### Extracted material ###

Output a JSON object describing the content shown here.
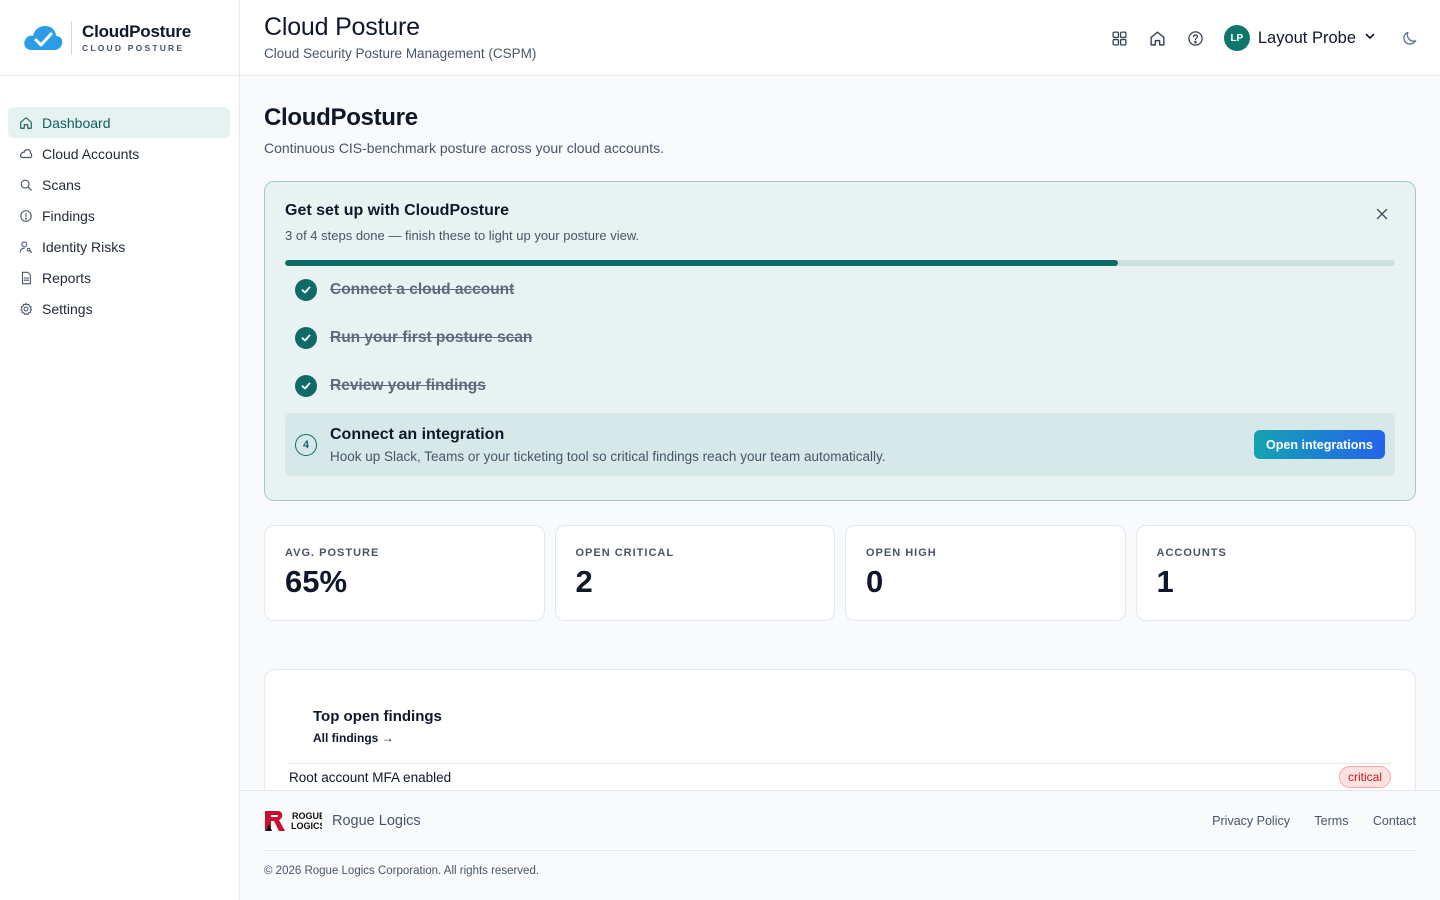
{
  "brand": {
    "name": "CloudPosture",
    "tagline": "CLOUD POSTURE"
  },
  "sidebar": {
    "items": [
      {
        "label": "Dashboard",
        "icon": "home-icon",
        "active": true
      },
      {
        "label": "Cloud Accounts",
        "icon": "cloud-icon"
      },
      {
        "label": "Scans",
        "icon": "search-icon"
      },
      {
        "label": "Findings",
        "icon": "alert-circle-icon"
      },
      {
        "label": "Identity Risks",
        "icon": "user-key-icon"
      },
      {
        "label": "Reports",
        "icon": "document-icon"
      },
      {
        "label": "Settings",
        "icon": "gear-icon"
      }
    ]
  },
  "header": {
    "title": "Cloud Posture",
    "subtitle": "Cloud Security Posture Management (CSPM)",
    "user_initials": "LP",
    "user_name": "Layout Probe"
  },
  "page": {
    "title": "CloudPosture",
    "subtitle": "Continuous CIS-benchmark posture across your cloud accounts."
  },
  "setup": {
    "title": "Get set up with CloudPosture",
    "subtitle": "3 of 4 steps done — finish these to light up your posture view.",
    "progress_fraction": 0.75,
    "steps_done": [
      "Connect a cloud account",
      "Run your first posture scan",
      "Review your findings"
    ],
    "current_step": {
      "number": "4",
      "title": "Connect an integration",
      "description": "Hook up Slack, Teams or your ticketing tool so critical findings reach your team automatically.",
      "button": "Open integrations"
    }
  },
  "stats": [
    {
      "label": "AVG. POSTURE",
      "value": "65%"
    },
    {
      "label": "OPEN CRITICAL",
      "value": "2"
    },
    {
      "label": "OPEN HIGH",
      "value": "0"
    },
    {
      "label": "ACCOUNTS",
      "value": "1"
    }
  ],
  "findings": {
    "title": "Top open findings",
    "link": "All findings →",
    "rows": [
      {
        "name": "Root account MFA enabled",
        "severity": "critical"
      }
    ]
  },
  "footer": {
    "company": "Rogue Logics",
    "logo_text_1": "ROGUE",
    "logo_text_2": "LOGICS",
    "links": [
      "Privacy Policy",
      "Terms",
      "Contact"
    ],
    "copyright": "© 2026 Rogue Logics Corporation. All rights reserved."
  },
  "colors": {
    "accent": "#0f6b66",
    "brand_blue": "#2b9de8",
    "critical": "#b91c1c"
  }
}
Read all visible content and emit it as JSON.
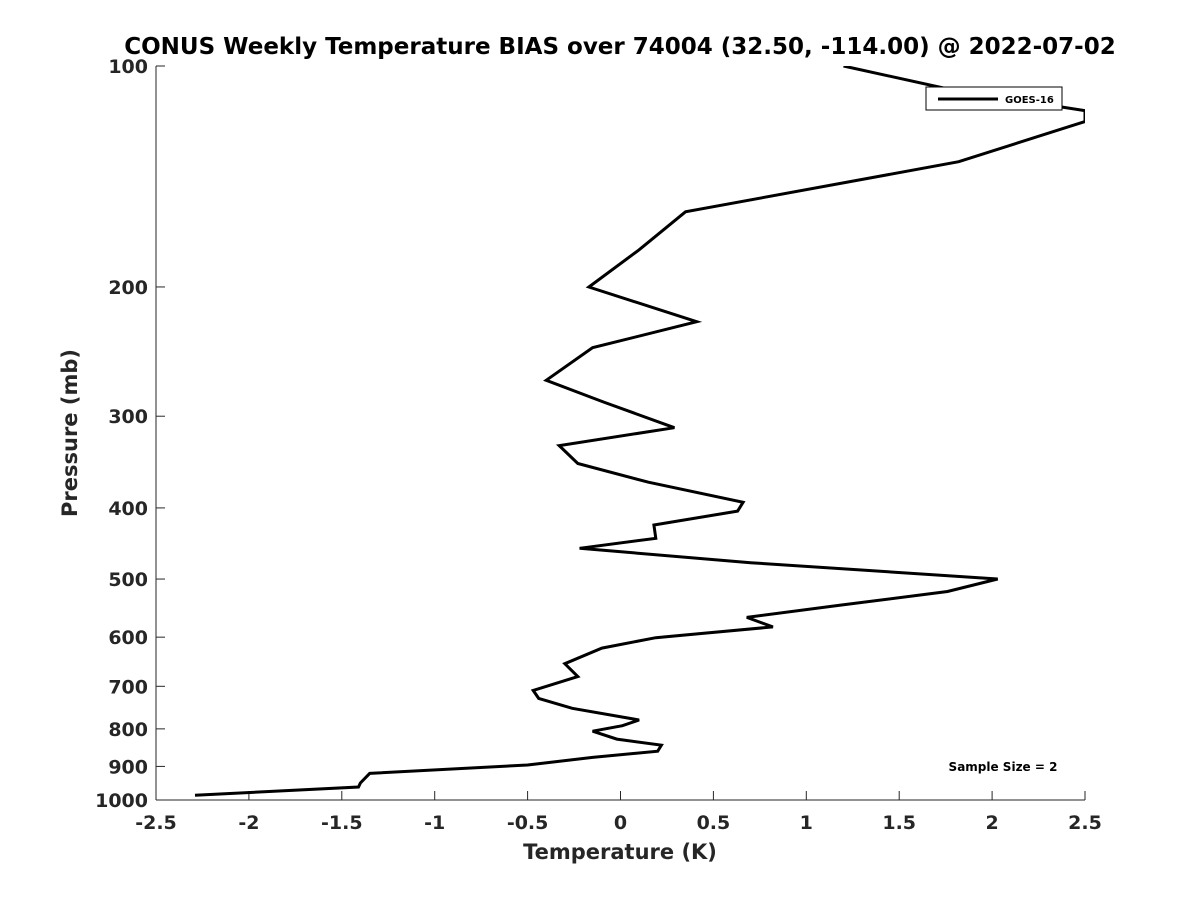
{
  "chart_data": {
    "type": "line",
    "title": "CONUS Weekly Temperature BIAS over 74004 (32.50, -114.00) @ 2022-07-02",
    "xlabel": "Temperature (K)",
    "ylabel": "Pressure (mb)",
    "xlim": [
      -2.5,
      2.5
    ],
    "ylim": [
      100,
      1000
    ],
    "y_scale": "log",
    "y_reversed": true,
    "x_ticks": [
      -2.5,
      -2,
      -1.5,
      -1,
      -0.5,
      0,
      0.5,
      1,
      1.5,
      2,
      2.5
    ],
    "x_tick_labels": [
      "-2.5",
      "-2",
      "-1.5",
      "-1",
      "-0.5",
      "0",
      "0.5",
      "1",
      "1.5",
      "2",
      "2.5"
    ],
    "y_ticks": [
      100,
      200,
      300,
      400,
      500,
      600,
      700,
      800,
      900,
      1000
    ],
    "y_tick_labels": [
      "100",
      "200",
      "300",
      "400",
      "500",
      "600",
      "700",
      "800",
      "900",
      "1000"
    ],
    "grid": false,
    "legend_position": "top-right",
    "annotation": "Sample Size = 2",
    "series": [
      {
        "name": "GOES-16",
        "color": "#000000",
        "x": [
          1.2,
          1.8,
          2.5,
          2.5,
          1.82,
          0.35,
          0.1,
          -0.17,
          0.41,
          -0.15,
          -0.4,
          -0.09,
          0.29,
          -0.33,
          -0.23,
          0.15,
          0.66,
          0.63,
          0.18,
          0.19,
          -0.22,
          0.7,
          2.03,
          1.76,
          1.2,
          0.68,
          0.82,
          0.19,
          -0.1,
          -0.3,
          -0.23,
          -0.47,
          -0.44,
          -0.26,
          0.1,
          0.01,
          -0.15,
          -0.02,
          0.22,
          0.2,
          -0.15,
          -0.5,
          -1.35,
          -1.4,
          -1.41,
          -2.29
        ],
        "y": [
          100,
          108,
          115,
          119,
          135,
          158,
          178,
          200,
          223,
          242,
          268,
          287,
          311,
          329,
          348,
          369,
          393,
          404,
          422,
          440,
          454,
          475,
          500,
          520,
          542,
          564,
          581,
          601,
          621,
          652,
          679,
          709,
          727,
          750,
          778,
          792,
          806,
          826,
          842,
          858,
          875,
          896,
          920,
          948,
          960,
          985
        ]
      }
    ]
  }
}
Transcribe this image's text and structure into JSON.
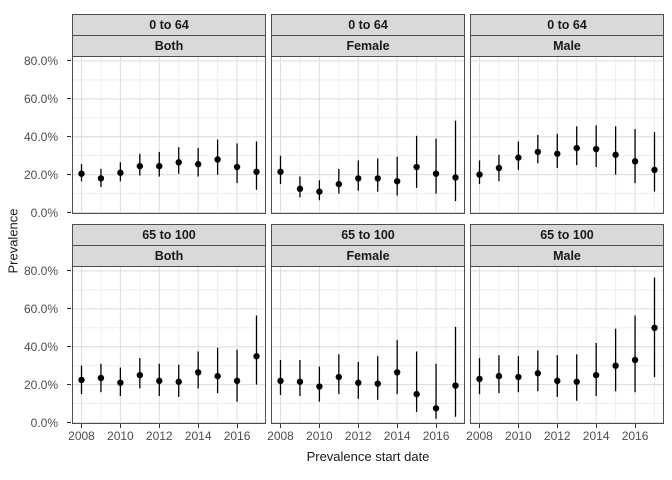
{
  "figure": {
    "background": "#ffffff",
    "y_axis_title": "Prevalence",
    "x_axis_title": "Prevalence start date",
    "y_tick_labels": [
      "80.0%",
      "60.0%",
      "40.0%",
      "20.0%",
      "0.0%"
    ],
    "y_tick_values": [
      80,
      60,
      40,
      20,
      0
    ],
    "x_tick_labels": [
      "2008",
      "2010",
      "2012",
      "2014",
      "2016"
    ],
    "x_tick_values": [
      2008,
      2010,
      2012,
      2014,
      2016
    ],
    "colors": {
      "strip_bg": "#d9d9d9",
      "strip_border": "#4d4d4d",
      "panel_bg": "#ffffff",
      "panel_border": "#4d4d4d",
      "grid_major": "#dcdcdc",
      "grid_minor": "#eeeeee",
      "point": "#000000",
      "tick_text": "#4d4d4d",
      "axis_title_text": "#1a1a1a"
    }
  },
  "chart_data": {
    "type": "scatter",
    "subtype": "pointrange-facet-grid",
    "title": "",
    "xlabel": "Prevalence start date",
    "ylabel": "Prevalence",
    "x": [
      2008,
      2009,
      2010,
      2011,
      2012,
      2013,
      2014,
      2015,
      2016,
      2017
    ],
    "xlim": [
      2007.55,
      2017.45
    ],
    "ylim": [
      0,
      80
    ],
    "y_unit": "percent",
    "grid": "on",
    "legend": "none",
    "row_facets": [
      "0 to 64",
      "65 to 100"
    ],
    "col_facets": [
      "Both",
      "Female",
      "Male"
    ],
    "facets": [
      {
        "row": "0 to 64",
        "col": "Both",
        "estimate": [
          20.5,
          18,
          21,
          24.5,
          24.5,
          26.5,
          25.5,
          28,
          24,
          21.5
        ],
        "ci_low": [
          16.5,
          13.5,
          16.5,
          19.5,
          19,
          20.5,
          19,
          20,
          15.5,
          12
        ],
        "ci_high": [
          25.5,
          23,
          26.5,
          31,
          32,
          34.5,
          34,
          38.5,
          36.5,
          37.5
        ]
      },
      {
        "row": "0 to 64",
        "col": "Female",
        "estimate": [
          21.5,
          12.5,
          11,
          15,
          18,
          18,
          16.5,
          24,
          20.5,
          18.5
        ],
        "ci_low": [
          15,
          8,
          6.5,
          10,
          11.5,
          11,
          9,
          13,
          10,
          6
        ],
        "ci_high": [
          30,
          19,
          17,
          23,
          27.5,
          28.5,
          29.5,
          40.5,
          39,
          48.5
        ]
      },
      {
        "row": "0 to 64",
        "col": "Male",
        "estimate": [
          20,
          23.5,
          29,
          32,
          31,
          34,
          33.5,
          30.5,
          27,
          22.5
        ],
        "ci_low": [
          15,
          16.5,
          22.5,
          26,
          23.5,
          25,
          24,
          20,
          15.5,
          11
        ],
        "ci_high": [
          27.5,
          30.5,
          37.5,
          41,
          41.5,
          45.5,
          46,
          45.5,
          44,
          42.5
        ]
      },
      {
        "row": "65 to 100",
        "col": "Both",
        "estimate": [
          22.5,
          23.5,
          21,
          25,
          22,
          21.5,
          26.5,
          24.5,
          22,
          35
        ],
        "ci_low": [
          15,
          16,
          14,
          18,
          14,
          13.5,
          18,
          15.5,
          11,
          20
        ],
        "ci_high": [
          30,
          31,
          29,
          34,
          31,
          30.5,
          37.5,
          39.5,
          38.5,
          56.5
        ]
      },
      {
        "row": "65 to 100",
        "col": "Female",
        "estimate": [
          22,
          21.5,
          19,
          24,
          21,
          20.5,
          26.5,
          15,
          7.5,
          19.5
        ],
        "ci_low": [
          14.5,
          14,
          11,
          15,
          12.5,
          12,
          15,
          5.5,
          2,
          3
        ],
        "ci_high": [
          33,
          33,
          29.5,
          36,
          32,
          35,
          43.5,
          37.5,
          31,
          50.5
        ]
      },
      {
        "row": "65 to 100",
        "col": "Male",
        "estimate": [
          23,
          24.5,
          24,
          26,
          22,
          21.5,
          25,
          30,
          33,
          50
        ],
        "ci_low": [
          15,
          15.5,
          16,
          16.5,
          13.5,
          11.5,
          14,
          16.5,
          16,
          24
        ],
        "ci_high": [
          34,
          35.5,
          35,
          38,
          35.5,
          36,
          42,
          49.5,
          56.5,
          76.5
        ]
      }
    ]
  }
}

###

Exercise aim:
Search the data for the word "Prevalence" and copy each line where it appears.

Written solution:
    "y_axis_title": "Prevalence",
    "x_axis_title": "Prevalence start date",
    "xlabel": "Prevalence start date",
    "ylabel": "Prevalence",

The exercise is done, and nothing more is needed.